Your instructions: Below are the records; collect from them each line containing the string "candlestick".

***

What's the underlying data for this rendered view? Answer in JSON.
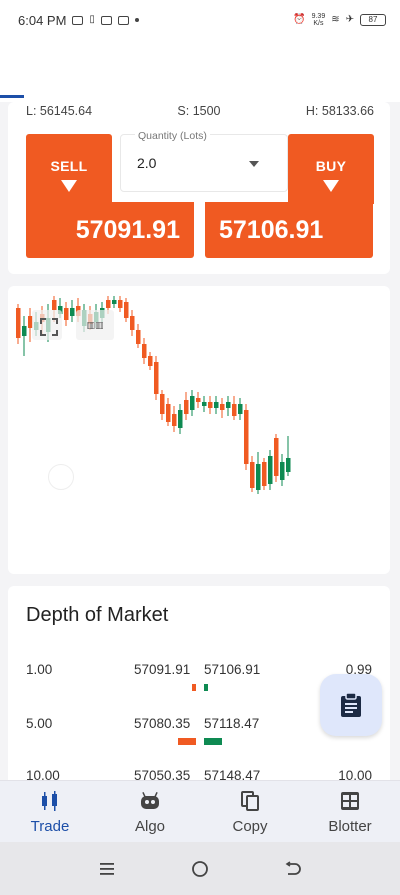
{
  "status_bar": {
    "time": "6:04 PM",
    "net_speed": "9.39",
    "net_unit": "K/s",
    "battery": "87"
  },
  "stats": {
    "low": "L: 56145.64",
    "spread": "S: 1500",
    "high": "H: 58133.66"
  },
  "order": {
    "quantity_label": "Quantity (Lots)",
    "quantity_value": "2.0",
    "sell_label": "SELL",
    "buy_label": "BUY",
    "sell_price": "57091.91",
    "buy_price": "57106.91"
  },
  "chart_data": {
    "type": "candlestick",
    "colors": {
      "up": "#0e8a52",
      "down": "#f05a22"
    }
  },
  "depth": {
    "title": "Depth of Market",
    "rows": [
      {
        "bid_volume": "1.00",
        "bid": "57091.91",
        "ask": "57106.91",
        "ask_volume": "0.99",
        "bid_bar": 0.2,
        "ask_bar": 0.2
      },
      {
        "bid_volume": "5.00",
        "bid": "57080.35",
        "ask": "57118.47",
        "ask_volume": "",
        "bid_bar": 1.0,
        "ask_bar": 1.0
      },
      {
        "bid_volume": "10.00",
        "bid": "57050.35",
        "ask": "57148.47",
        "ask_volume": "10.00",
        "bid_bar": 0,
        "ask_bar": 0
      }
    ]
  },
  "nav": {
    "items": [
      {
        "label": "Trade",
        "icon": "candlestick-icon",
        "active": true
      },
      {
        "label": "Algo",
        "icon": "robot-icon",
        "active": false
      },
      {
        "label": "Copy",
        "icon": "copy-icon",
        "active": false
      },
      {
        "label": "Blotter",
        "icon": "grid-icon",
        "active": false
      }
    ]
  },
  "theme": {
    "accent": "#1d4fa8",
    "sell": "#f05a22",
    "buy": "#0e8a52"
  }
}
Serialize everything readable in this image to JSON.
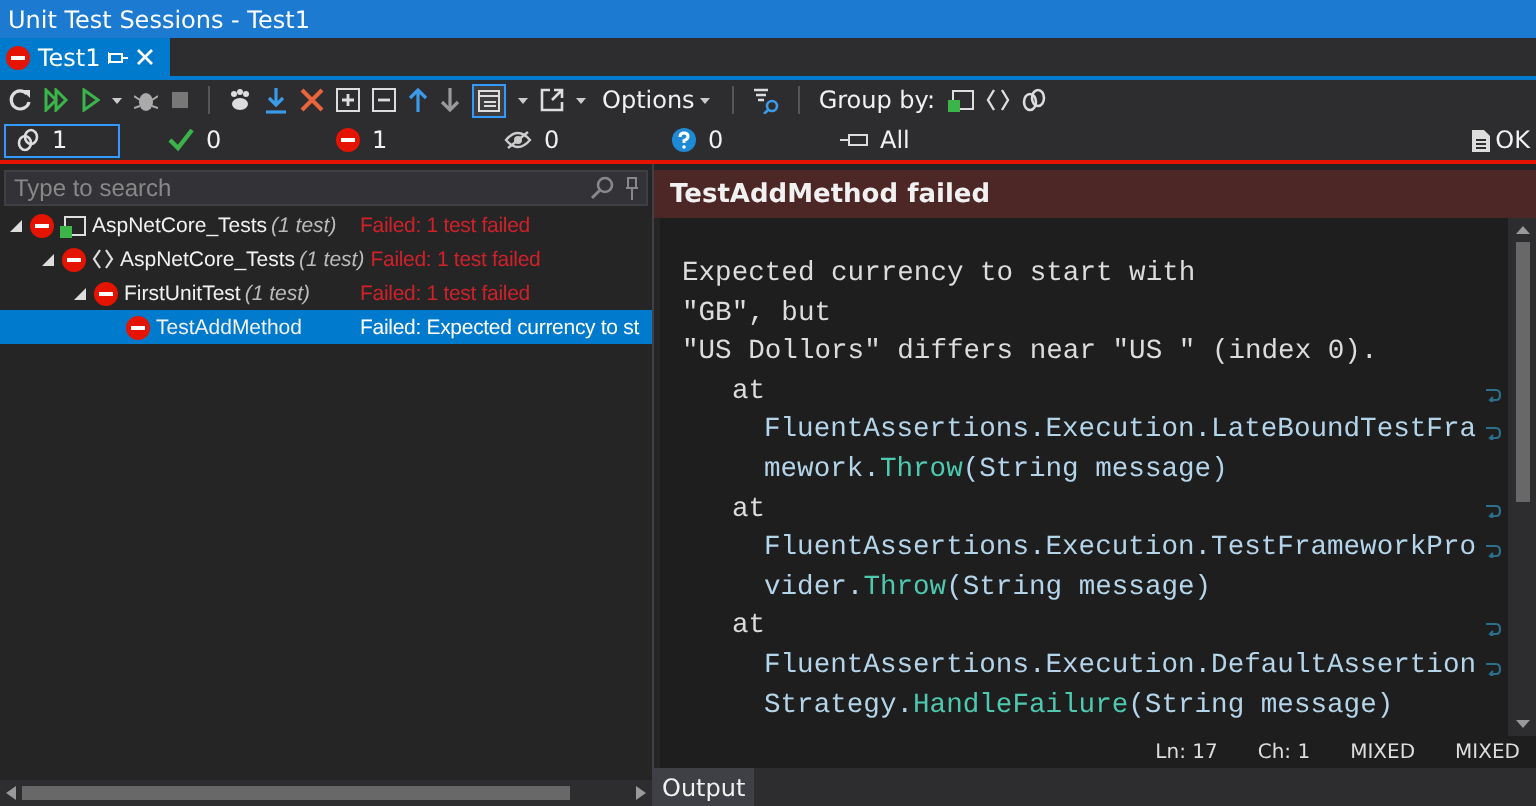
{
  "window": {
    "title": "Unit Test Sessions - Test1"
  },
  "tabs": [
    {
      "label": "Test1",
      "selected": true
    }
  ],
  "toolbar": {
    "options_label": "Options",
    "group_by_label": "Group by:"
  },
  "filters": [
    {
      "kind": "session",
      "count": "1",
      "selected": true
    },
    {
      "kind": "passed",
      "count": "0",
      "selected": false
    },
    {
      "kind": "failed",
      "count": "1",
      "selected": false
    },
    {
      "kind": "ignored",
      "count": "0",
      "selected": false
    },
    {
      "kind": "unknown",
      "count": "0",
      "selected": false
    },
    {
      "kind": "all",
      "label": "All",
      "selected": false
    }
  ],
  "result_badge": "OK",
  "search": {
    "placeholder": "Type to search"
  },
  "tree": [
    {
      "kind": "project",
      "name": "AspNetCore_Tests",
      "count": "(1 test)",
      "status": "Failed: 1 test failed",
      "expanded": true,
      "selected": false,
      "children": [
        {
          "kind": "namespace",
          "name": "AspNetCore_Tests",
          "count": "(1 test)",
          "status": "Failed: 1 test failed",
          "expanded": true,
          "selected": false,
          "children": [
            {
              "name": "FirstUnitTest",
              "count": "(1 test)",
              "status": "Failed: 1 test failed",
              "expanded": true,
              "selected": false,
              "children": [
                {
                  "name": "TestAddMethod",
                  "status": "Failed: Expected currency to st",
                  "selected": true
                }
              ]
            }
          ]
        }
      ]
    }
  ],
  "details": {
    "title": "TestAddMethod failed",
    "lines": [
      {
        "kind": "message",
        "wrapped": false,
        "segments": [
          {
            "text": "Expected currency to start with"
          }
        ]
      },
      {
        "kind": "message",
        "wrapped": false,
        "segments": [
          {
            "text": "\"GB\", but"
          }
        ]
      },
      {
        "kind": "message",
        "wrapped": false,
        "segments": [
          {
            "text": "\"US Dollors\" differs near \"US \" (index 0)."
          }
        ]
      },
      {
        "kind": "at",
        "wrapped": true,
        "segments": [
          {
            "text": "at"
          }
        ]
      },
      {
        "kind": "frame",
        "wrapped": true,
        "segments": [
          {
            "text": "FluentAssertions.Execution.LateBoundTestFra"
          }
        ]
      },
      {
        "kind": "frame",
        "wrapped": false,
        "segments": [
          {
            "text": "mework."
          },
          {
            "text": "Throw",
            "kind": "method"
          },
          {
            "text": "(String message)"
          }
        ]
      },
      {
        "kind": "at",
        "wrapped": true,
        "segments": [
          {
            "text": "at"
          }
        ]
      },
      {
        "kind": "frame",
        "wrapped": true,
        "segments": [
          {
            "text": "FluentAssertions.Execution.TestFrameworkPro"
          }
        ]
      },
      {
        "kind": "frame",
        "wrapped": false,
        "segments": [
          {
            "text": "vider."
          },
          {
            "text": "Throw",
            "kind": "method"
          },
          {
            "text": "(String message)"
          }
        ]
      },
      {
        "kind": "at",
        "wrapped": true,
        "segments": [
          {
            "text": "at"
          }
        ]
      },
      {
        "kind": "frame",
        "wrapped": true,
        "segments": [
          {
            "text": "FluentAssertions.Execution.DefaultAssertion"
          }
        ]
      },
      {
        "kind": "frame",
        "wrapped": false,
        "segments": [
          {
            "text": "Strategy."
          },
          {
            "text": "HandleFailure",
            "kind": "method"
          },
          {
            "text": "(String message)"
          }
        ]
      }
    ]
  },
  "status_bar": [
    "Ln: 17",
    "Ch: 1",
    "MIXED",
    "MIXED"
  ],
  "bottom_tabs": [
    {
      "label": "Output",
      "selected": true
    }
  ]
}
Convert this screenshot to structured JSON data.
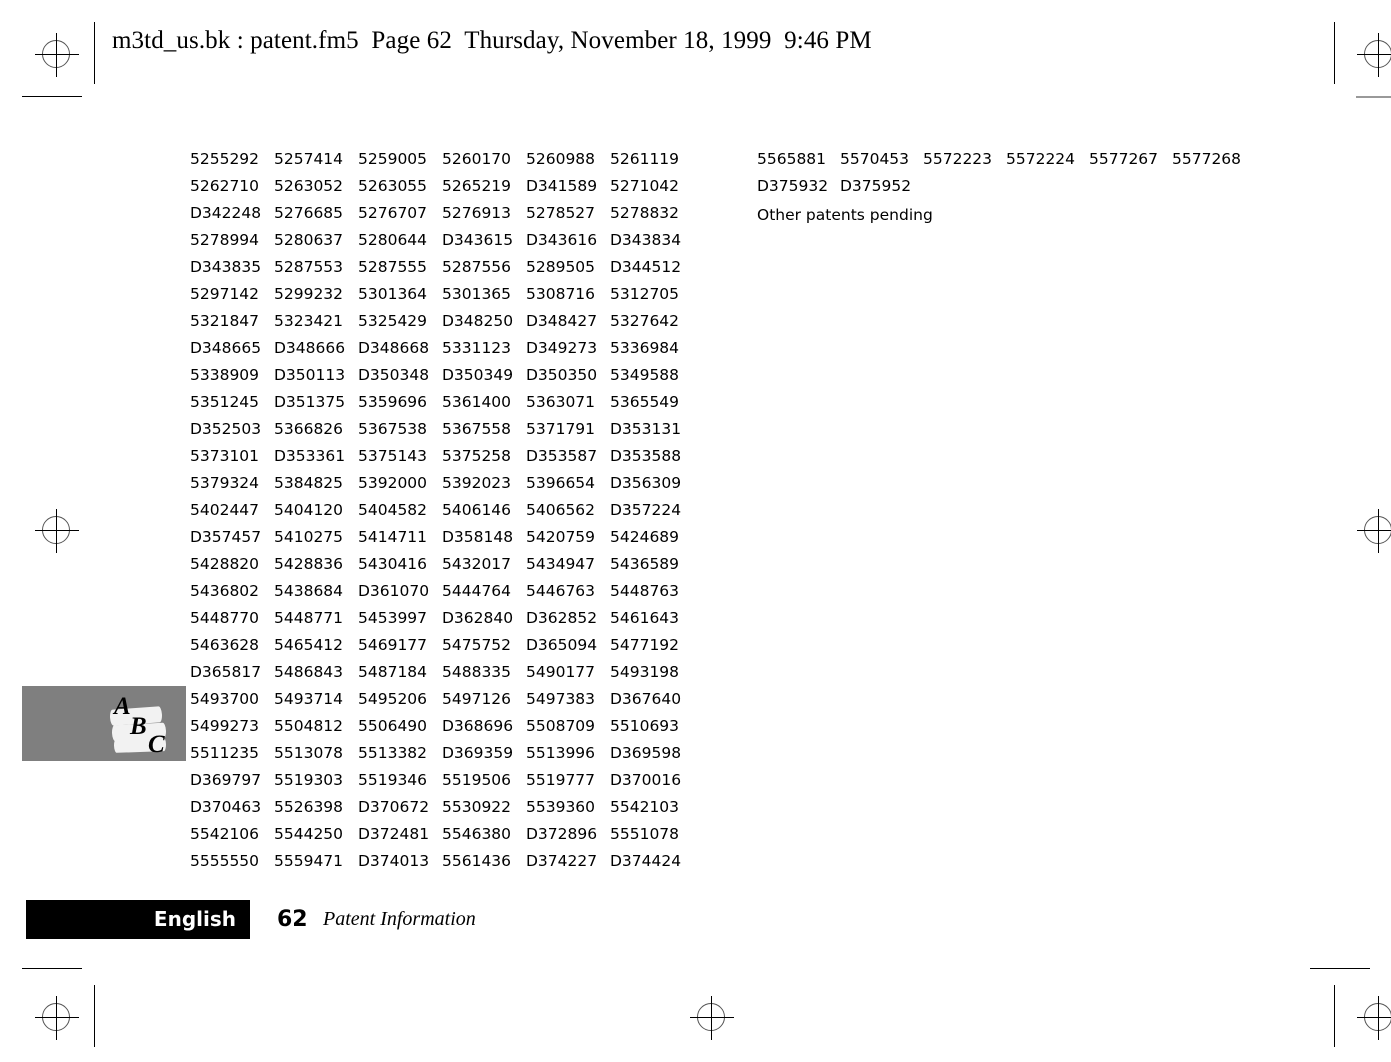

***

Solution to this exercise:
    "type": "candlestick",
        "icon": "candlestick-icon",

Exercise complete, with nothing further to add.